(Figure data in JSON)

───

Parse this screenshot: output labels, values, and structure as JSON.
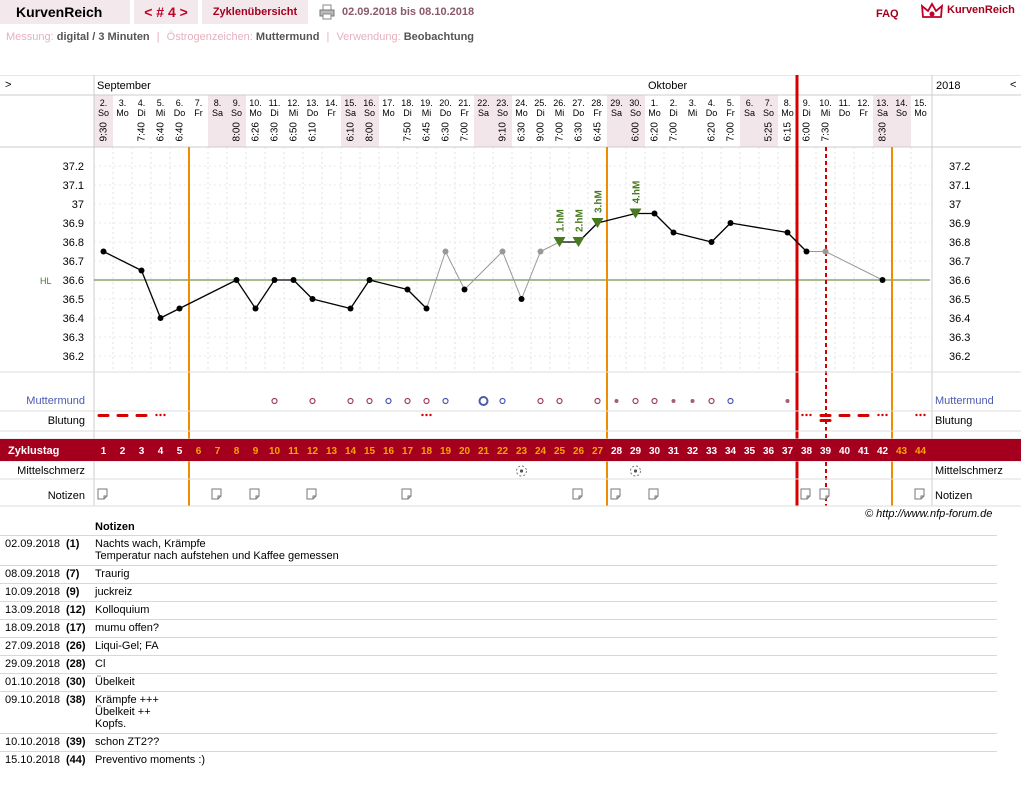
{
  "header": {
    "brand": "KurvenReich",
    "nav": "< # 4 >",
    "overview": "Zyklenübersicht",
    "daterange": "02.09.2018 bis 08.10.2018",
    "faq": "FAQ",
    "logo_text": "KurvenReich"
  },
  "meta": {
    "messung_label": "Messung:",
    "messung_value": "digital / 3 Minuten",
    "oestrogen_label": "Östrogenzeichen:",
    "oestrogen_value": "Muttermund",
    "verwendung_label": "Verwendung:",
    "verwendung_value": "Beobachtung"
  },
  "colors": {
    "accent": "#a4001e",
    "cycle_band": "#a4001e",
    "coverline": "#4a7a1f",
    "marker_line": "#f08c00",
    "weekend_bg": "#f3e6ea",
    "peak_triangle": "#4a7a1f"
  },
  "chart_data": {
    "type": "line",
    "months": [
      {
        "label": "September",
        "col": 0
      },
      {
        "label": "Oktober",
        "col": 29
      }
    ],
    "year_label": "2018",
    "arrow": ">",
    "hl_label": "HL",
    "coverline": 36.6,
    "ylim": [
      36.1,
      37.3
    ],
    "yticks": [
      37.2,
      37.1,
      37.0,
      36.9,
      36.8,
      36.7,
      36.6,
      36.5,
      36.4,
      36.3,
      36.2
    ],
    "days": [
      {
        "date": "2.",
        "wd": "So",
        "time": "9:30",
        "temp": 36.75
      },
      {
        "date": "3.",
        "wd": "Mo",
        "time": "",
        "temp": null
      },
      {
        "date": "4.",
        "wd": "Di",
        "time": "7:40",
        "temp": 36.65
      },
      {
        "date": "5.",
        "wd": "Mi",
        "time": "6:40",
        "temp": 36.4
      },
      {
        "date": "6.",
        "wd": "Do",
        "time": "6:40",
        "temp": 36.45
      },
      {
        "date": "7.",
        "wd": "Fr",
        "time": "",
        "temp": null
      },
      {
        "date": "8.",
        "wd": "Sa",
        "time": "",
        "temp": null
      },
      {
        "date": "9.",
        "wd": "So",
        "time": "8:00",
        "temp": 36.6
      },
      {
        "date": "10.",
        "wd": "Mo",
        "time": "6:26",
        "temp": 36.45
      },
      {
        "date": "11.",
        "wd": "Di",
        "time": "6:30",
        "temp": 36.6
      },
      {
        "date": "12.",
        "wd": "Mi",
        "time": "6:50",
        "temp": 36.6
      },
      {
        "date": "13.",
        "wd": "Do",
        "time": "6:10",
        "temp": 36.5
      },
      {
        "date": "14.",
        "wd": "Fr",
        "time": "",
        "temp": null
      },
      {
        "date": "15.",
        "wd": "Sa",
        "time": "6:10",
        "temp": 36.45
      },
      {
        "date": "16.",
        "wd": "So",
        "time": "8:00",
        "temp": 36.6
      },
      {
        "date": "17.",
        "wd": "Mo",
        "time": "",
        "temp": null
      },
      {
        "date": "18.",
        "wd": "Di",
        "time": "7:50",
        "temp": 36.55
      },
      {
        "date": "19.",
        "wd": "Mi",
        "time": "6:45",
        "temp": 36.45
      },
      {
        "date": "20.",
        "wd": "Do",
        "time": "6:30",
        "temp": 36.75,
        "gray": true
      },
      {
        "date": "21.",
        "wd": "Fr",
        "time": "7:00",
        "temp": 36.55
      },
      {
        "date": "22.",
        "wd": "Sa",
        "time": "",
        "temp": null
      },
      {
        "date": "23.",
        "wd": "So",
        "time": "9:10",
        "temp": 36.75,
        "gray": true
      },
      {
        "date": "24.",
        "wd": "Mo",
        "time": "6:30",
        "temp": 36.5
      },
      {
        "date": "25.",
        "wd": "Di",
        "time": "9:00",
        "temp": 36.75,
        "gray": true
      },
      {
        "date": "26.",
        "wd": "Mi",
        "time": "7:00",
        "temp": 36.8,
        "peak": "1.hM"
      },
      {
        "date": "27.",
        "wd": "Do",
        "time": "6:30",
        "temp": 36.8,
        "peak": "2.hM"
      },
      {
        "date": "28.",
        "wd": "Fr",
        "time": "6:45",
        "temp": 36.9,
        "peak": "3.hM"
      },
      {
        "date": "29.",
        "wd": "Sa",
        "time": "",
        "temp": null
      },
      {
        "date": "30.",
        "wd": "So",
        "time": "6:00",
        "temp": 36.95,
        "peak": "4.hM"
      },
      {
        "date": "1.",
        "wd": "Mo",
        "time": "6:20",
        "temp": 36.95
      },
      {
        "date": "2.",
        "wd": "Di",
        "time": "7:00",
        "temp": 36.85
      },
      {
        "date": "3.",
        "wd": "Mi",
        "time": "",
        "temp": null
      },
      {
        "date": "4.",
        "wd": "Do",
        "time": "6:20",
        "temp": 36.8
      },
      {
        "date": "5.",
        "wd": "Fr",
        "time": "7:00",
        "temp": 36.9
      },
      {
        "date": "6.",
        "wd": "Sa",
        "time": "",
        "temp": null
      },
      {
        "date": "7.",
        "wd": "So",
        "time": "5:25",
        "temp": null
      },
      {
        "date": "8.",
        "wd": "Mo",
        "time": "6:15",
        "temp": 36.85
      },
      {
        "date": "9.",
        "wd": "Di",
        "time": "6:00",
        "temp": 36.75
      },
      {
        "date": "10.",
        "wd": "Mi",
        "time": "7:30",
        "temp": 36.75,
        "gray": true
      },
      {
        "date": "11.",
        "wd": "Do",
        "time": "",
        "temp": null
      },
      {
        "date": "12.",
        "wd": "Fr",
        "time": "",
        "temp": null
      },
      {
        "date": "13.",
        "wd": "Sa",
        "time": "8:30",
        "temp": 36.6
      },
      {
        "date": "14.",
        "wd": "So",
        "time": "",
        "temp": null
      },
      {
        "date": "15.",
        "wd": "Mo",
        "time": "",
        "temp": null
      }
    ],
    "cycle_days": [
      "1",
      "2",
      "3",
      "4",
      "5",
      "6",
      "7",
      "8",
      "9",
      "10",
      "11",
      "12",
      "13",
      "14",
      "15",
      "16",
      "17",
      "18",
      "19",
      "20",
      "21",
      "22",
      "23",
      "24",
      "25",
      "26",
      "27",
      "28",
      "29",
      "30",
      "31",
      "32",
      "33",
      "34",
      "35",
      "36",
      "37",
      "38",
      "39",
      "40",
      "41",
      "42",
      "43",
      "44"
    ],
    "rows": {
      "cycle_label": "Zyklustag",
      "muttermund_label": "Muttermund",
      "blutung_label": "Blutung",
      "mittelschmerz_label": "Mittelschmerz",
      "notizen_label": "Notizen"
    }
  },
  "notes": {
    "title": "Notizen",
    "items": [
      {
        "date": "02.09.2018",
        "num": "(1)",
        "text": "Nachts wach, Krämpfe\nTemperatur nach aufstehen und Kaffee gemessen"
      },
      {
        "date": "08.09.2018",
        "num": "(7)",
        "text": "Traurig"
      },
      {
        "date": "10.09.2018",
        "num": "(9)",
        "text": "juckreiz"
      },
      {
        "date": "13.09.2018",
        "num": "(12)",
        "text": "Kolloquium"
      },
      {
        "date": "18.09.2018",
        "num": "(17)",
        "text": "mumu offen?"
      },
      {
        "date": "27.09.2018",
        "num": "(26)",
        "text": "Liqui-Gel; FA"
      },
      {
        "date": "29.09.2018",
        "num": "(28)",
        "text": "Cl"
      },
      {
        "date": "01.10.2018",
        "num": "(30)",
        "text": "Übelkeit"
      },
      {
        "date": "09.10.2018",
        "num": "(38)",
        "text": "Krämpfe +++\nÜbelkeit ++\nKopfs."
      },
      {
        "date": "10.10.2018",
        "num": "(39)",
        "text": "schon ZT2??"
      },
      {
        "date": "15.10.2018",
        "num": "(44)",
        "text": "Preventivo moments :)"
      }
    ]
  },
  "copyright": "© http://www.nfp-forum.de"
}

───

**What is needed:** Give all the entries again exactly, dropping each picture.

**Worked answer:**
Parse this screenshot: output labels, values, and structure as JSON.
{
  "header": {
    "brand": "KurvenReich",
    "nav": "< # 4 >",
    "overview": "Zyklenübersicht",
    "daterange": "02.09.2018 bis 08.10.2018",
    "faq": "FAQ",
    "logo_text": "KurvenReich"
  },
  "meta": {
    "messung_label": "Messung:",
    "messung_value": "digital / 3 Minuten",
    "oestrogen_label": "Östrogenzeichen:",
    "oestrogen_value": "Muttermund",
    "verwendung_label": "Verwendung:",
    "verwendung_value": "Beobachtung"
  },
  "colors": {
    "accent": "#a4001e",
    "cycle_band": "#a4001e",
    "coverline": "#4a7a1f",
    "marker_line": "#f08c00",
    "weekend_bg": "#f3e6ea",
    "peak_triangle": "#4a7a1f"
  },
  "chart_data": {
    "type": "line",
    "months": [
      {
        "label": "September",
        "col": 0
      },
      {
        "label": "Oktober",
        "col": 29
      }
    ],
    "year_label": "2018",
    "arrow": ">",
    "hl_label": "HL",
    "coverline": 36.6,
    "ylim": [
      36.1,
      37.3
    ],
    "yticks": [
      37.2,
      37.1,
      37.0,
      36.9,
      36.8,
      36.7,
      36.6,
      36.5,
      36.4,
      36.3,
      36.2
    ],
    "days": [
      {
        "date": "2.",
        "wd": "So",
        "time": "9:30",
        "temp": 36.75
      },
      {
        "date": "3.",
        "wd": "Mo",
        "time": "",
        "temp": null
      },
      {
        "date": "4.",
        "wd": "Di",
        "time": "7:40",
        "temp": 36.65
      },
      {
        "date": "5.",
        "wd": "Mi",
        "time": "6:40",
        "temp": 36.4
      },
      {
        "date": "6.",
        "wd": "Do",
        "time": "6:40",
        "temp": 36.45
      },
      {
        "date": "7.",
        "wd": "Fr",
        "time": "",
        "temp": null
      },
      {
        "date": "8.",
        "wd": "Sa",
        "time": "",
        "temp": null
      },
      {
        "date": "9.",
        "wd": "So",
        "time": "8:00",
        "temp": 36.6
      },
      {
        "date": "10.",
        "wd": "Mo",
        "time": "6:26",
        "temp": 36.45
      },
      {
        "date": "11.",
        "wd": "Di",
        "time": "6:30",
        "temp": 36.6
      },
      {
        "date": "12.",
        "wd": "Mi",
        "time": "6:50",
        "temp": 36.6
      },
      {
        "date": "13.",
        "wd": "Do",
        "time": "6:10",
        "temp": 36.5
      },
      {
        "date": "14.",
        "wd": "Fr",
        "time": "",
        "temp": null
      },
      {
        "date": "15.",
        "wd": "Sa",
        "time": "6:10",
        "temp": 36.45
      },
      {
        "date": "16.",
        "wd": "So",
        "time": "8:00",
        "temp": 36.6
      },
      {
        "date": "17.",
        "wd": "Mo",
        "time": "",
        "temp": null
      },
      {
        "date": "18.",
        "wd": "Di",
        "time": "7:50",
        "temp": 36.55
      },
      {
        "date": "19.",
        "wd": "Mi",
        "time": "6:45",
        "temp": 36.45
      },
      {
        "date": "20.",
        "wd": "Do",
        "time": "6:30",
        "temp": 36.75,
        "gray": true
      },
      {
        "date": "21.",
        "wd": "Fr",
        "time": "7:00",
        "temp": 36.55
      },
      {
        "date": "22.",
        "wd": "Sa",
        "time": "",
        "temp": null
      },
      {
        "date": "23.",
        "wd": "So",
        "time": "9:10",
        "temp": 36.75,
        "gray": true
      },
      {
        "date": "24.",
        "wd": "Mo",
        "time": "6:30",
        "temp": 36.5
      },
      {
        "date": "25.",
        "wd": "Di",
        "time": "9:00",
        "temp": 36.75,
        "gray": true
      },
      {
        "date": "26.",
        "wd": "Mi",
        "time": "7:00",
        "temp": 36.8,
        "peak": "1.hM"
      },
      {
        "date": "27.",
        "wd": "Do",
        "time": "6:30",
        "temp": 36.8,
        "peak": "2.hM"
      },
      {
        "date": "28.",
        "wd": "Fr",
        "time": "6:45",
        "temp": 36.9,
        "peak": "3.hM"
      },
      {
        "date": "29.",
        "wd": "Sa",
        "time": "",
        "temp": null
      },
      {
        "date": "30.",
        "wd": "So",
        "time": "6:00",
        "temp": 36.95,
        "peak": "4.hM"
      },
      {
        "date": "1.",
        "wd": "Mo",
        "time": "6:20",
        "temp": 36.95
      },
      {
        "date": "2.",
        "wd": "Di",
        "time": "7:00",
        "temp": 36.85
      },
      {
        "date": "3.",
        "wd": "Mi",
        "time": "",
        "temp": null
      },
      {
        "date": "4.",
        "wd": "Do",
        "time": "6:20",
        "temp": 36.8
      },
      {
        "date": "5.",
        "wd": "Fr",
        "time": "7:00",
        "temp": 36.9
      },
      {
        "date": "6.",
        "wd": "Sa",
        "time": "",
        "temp": null
      },
      {
        "date": "7.",
        "wd": "So",
        "time": "5:25",
        "temp": null
      },
      {
        "date": "8.",
        "wd": "Mo",
        "time": "6:15",
        "temp": 36.85
      },
      {
        "date": "9.",
        "wd": "Di",
        "time": "6:00",
        "temp": 36.75
      },
      {
        "date": "10.",
        "wd": "Mi",
        "time": "7:30",
        "temp": 36.75,
        "gray": true
      },
      {
        "date": "11.",
        "wd": "Do",
        "time": "",
        "temp": null
      },
      {
        "date": "12.",
        "wd": "Fr",
        "time": "",
        "temp": null
      },
      {
        "date": "13.",
        "wd": "Sa",
        "time": "8:30",
        "temp": 36.6
      },
      {
        "date": "14.",
        "wd": "So",
        "time": "",
        "temp": null
      },
      {
        "date": "15.",
        "wd": "Mo",
        "time": "",
        "temp": null
      }
    ],
    "cycle_days": [
      "1",
      "2",
      "3",
      "4",
      "5",
      "6",
      "7",
      "8",
      "9",
      "10",
      "11",
      "12",
      "13",
      "14",
      "15",
      "16",
      "17",
      "18",
      "19",
      "20",
      "21",
      "22",
      "23",
      "24",
      "25",
      "26",
      "27",
      "28",
      "29",
      "30",
      "31",
      "32",
      "33",
      "34",
      "35",
      "36",
      "37",
      "38",
      "39",
      "40",
      "41",
      "42",
      "43",
      "44"
    ],
    "rows": {
      "cycle_label": "Zyklustag",
      "muttermund_label": "Muttermund",
      "blutung_label": "Blutung",
      "mittelschmerz_label": "Mittelschmerz",
      "notizen_label": "Notizen"
    }
  },
  "notes": {
    "title": "Notizen",
    "items": [
      {
        "date": "02.09.2018",
        "num": "(1)",
        "text": "Nachts wach, Krämpfe\nTemperatur nach aufstehen und Kaffee gemessen"
      },
      {
        "date": "08.09.2018",
        "num": "(7)",
        "text": "Traurig"
      },
      {
        "date": "10.09.2018",
        "num": "(9)",
        "text": "juckreiz"
      },
      {
        "date": "13.09.2018",
        "num": "(12)",
        "text": "Kolloquium"
      },
      {
        "date": "18.09.2018",
        "num": "(17)",
        "text": "mumu offen?"
      },
      {
        "date": "27.09.2018",
        "num": "(26)",
        "text": "Liqui-Gel; FA"
      },
      {
        "date": "29.09.2018",
        "num": "(28)",
        "text": "Cl"
      },
      {
        "date": "01.10.2018",
        "num": "(30)",
        "text": "Übelkeit"
      },
      {
        "date": "09.10.2018",
        "num": "(38)",
        "text": "Krämpfe +++\nÜbelkeit ++\nKopfs."
      },
      {
        "date": "10.10.2018",
        "num": "(39)",
        "text": "schon ZT2??"
      },
      {
        "date": "15.10.2018",
        "num": "(44)",
        "text": "Preventivo moments :)"
      }
    ]
  },
  "copyright": "© http://www.nfp-forum.de"
}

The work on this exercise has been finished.